> Required action
Repeat the data word for word. Do not include the pictures.

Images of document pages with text
- Opening Delimiter -

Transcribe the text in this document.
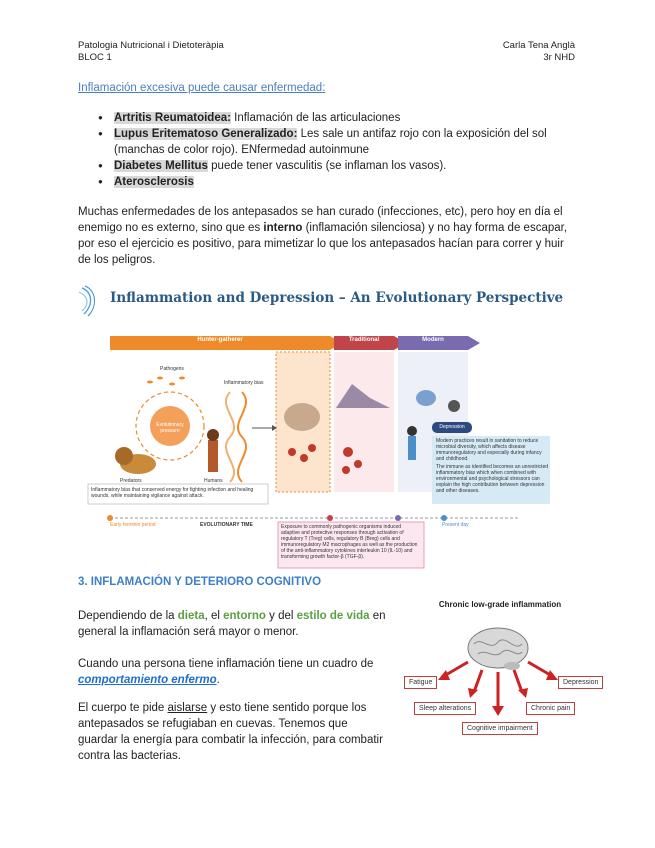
Patologia Nutricional i Dietoteràpia
BLOC 1
Carla Tena Anglà
3r NHD
Inflamación excesiva puede causar enfermedad:
● Artritis Reumatoidea: Inflamación de las articulaciones
● Lupus Eritematoso Generalizado: Les sale un antifaz rojo con la exposición del sol (manchas de color rojo). ENfermedad autoinmune
● Diabetes Mellitus puede tener vasculitis (se inflaman los vasos).
● Aterosclerosis
Muchas enfermedades de los antepasados se han curado (infecciones, etc), pero hoy en día el enemigo no es externo, sino que es interno (inflamación silenciosa) y no hay forma de escapar, por eso el ejercicio es positivo, para mimetizar lo que los antepasados hacían para correr y huir de los peligros.
Inflammation and Depression – An Evolutionary Perspective
Hunter-gatherer	Traditional	Modern
Pathogens
Inflammatory bias
Evolutionary pressure
Predators	Humans
Depression
Modern practices result in sanitation to reduce microbial diversity, which affects disease immunoregulatory and especially during infancy and childhood.
The immune as identified becomes an unrestricted inflammatory bias which when combined with environmental and psychological stressors can explain the high contribution between depression and other diseases.
Inflammatory bias that conserved energy for fighting infection and healing wounds, while maintaining vigilance against attack.
Early hominin period	EVOLUTIONARY TIME	Present day
Exposure to commonly pathogenic organisms induced adaptive and protective responses through activation of regulatory T (Treg) cells, regulatory B (Breg) cells and immunoregulatory M2 macrophages as well as the production of the anti-inflammatory cytokines interleukin 10 (IL-10) and transforming growth factor-β (TGF-β).
3. INFLAMACIÓN Y DETERIORO COGNITIVO
Dependiendo de la dieta, el entorno y del estilo de vida en general la inflamación será mayor o menor.
Cuando una persona tiene inflamación tiene un cuadro de comportamiento enfermo.
El cuerpo te pide aislarse y esto tiene sentido porque los antepasados se refugiaban en cuevas. Tenemos que guardar la energía para combatir la infección, para combatir contra las bacterias.
Chronic low-grade inflammation
Fatigue	Depression
Sleep alterations	Chronic pain
Cognitive impairment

- Closing Delimiter -

> Result
Transcribe the text in this document.
Patologia Nutricional i Dietoteràpia
BLOC 1
Carla Tena Anglà
3r NHD
Inflamación excesiva puede causar enfermedad:
● Artritis Reumatoidea: Inflamación de las articulaciones
● Lupus Eritematoso Generalizado: Les sale un antifaz rojo con la exposición del sol (manchas de color rojo). ENfermedad autoinmune
● Diabetes Mellitus puede tener vasculitis (se inflaman los vasos).
● Aterosclerosis
Muchas enfermedades de los antepasados se han curado (infecciones, etc), pero hoy en día el enemigo no es externo, sino que es interno (inflamación silenciosa) y no hay forma de escapar, por eso el ejercicio es positivo, para mimetizar lo que los antepasados hacían para correr y huir de los peligros.
Inflammation and Depression – An Evolutionary Perspective
Hunter-gatherer	Traditional	Modern
Pathogens
Inflammatory bias
Evolutionary pressure
Predators	Humans
Depression
Modern practices result in sanitation to reduce microbial diversity, which affects disease immunoregulatory and especially during infancy and childhood.
The immune as identified becomes an unrestricted inflammatory bias which when combined with environmental and psychological stressors can explain the high contribution between depression and other diseases.
Inflammatory bias that conserved energy for fighting infection and healing wounds, while maintaining vigilance against attack.
Early hominin period	EVOLUTIONARY TIME	Present day
Exposure to commonly pathogenic organisms induced adaptive and protective responses through activation of regulatory T (Treg) cells, regulatory B (Breg) cells and immunoregulatory M2 macrophages as well as the production of the anti-inflammatory cytokines interleukin 10 (IL-10) and transforming growth factor-β (TGF-β).
3. INFLAMACIÓN Y DETERIORO COGNITIVO
Dependiendo de la dieta, el entorno y del estilo de vida en general la inflamación será mayor o menor.
Cuando una persona tiene inflamación tiene un cuadro de comportamiento enfermo.
El cuerpo te pide aislarse y esto tiene sentido porque los antepasados se refugiaban en cuevas. Tenemos que guardar la energía para combatir la infección, para combatir contra las bacterias.
Chronic low-grade inflammation
Fatigue	Depression
Sleep alterations	Chronic pain
Cognitive impairment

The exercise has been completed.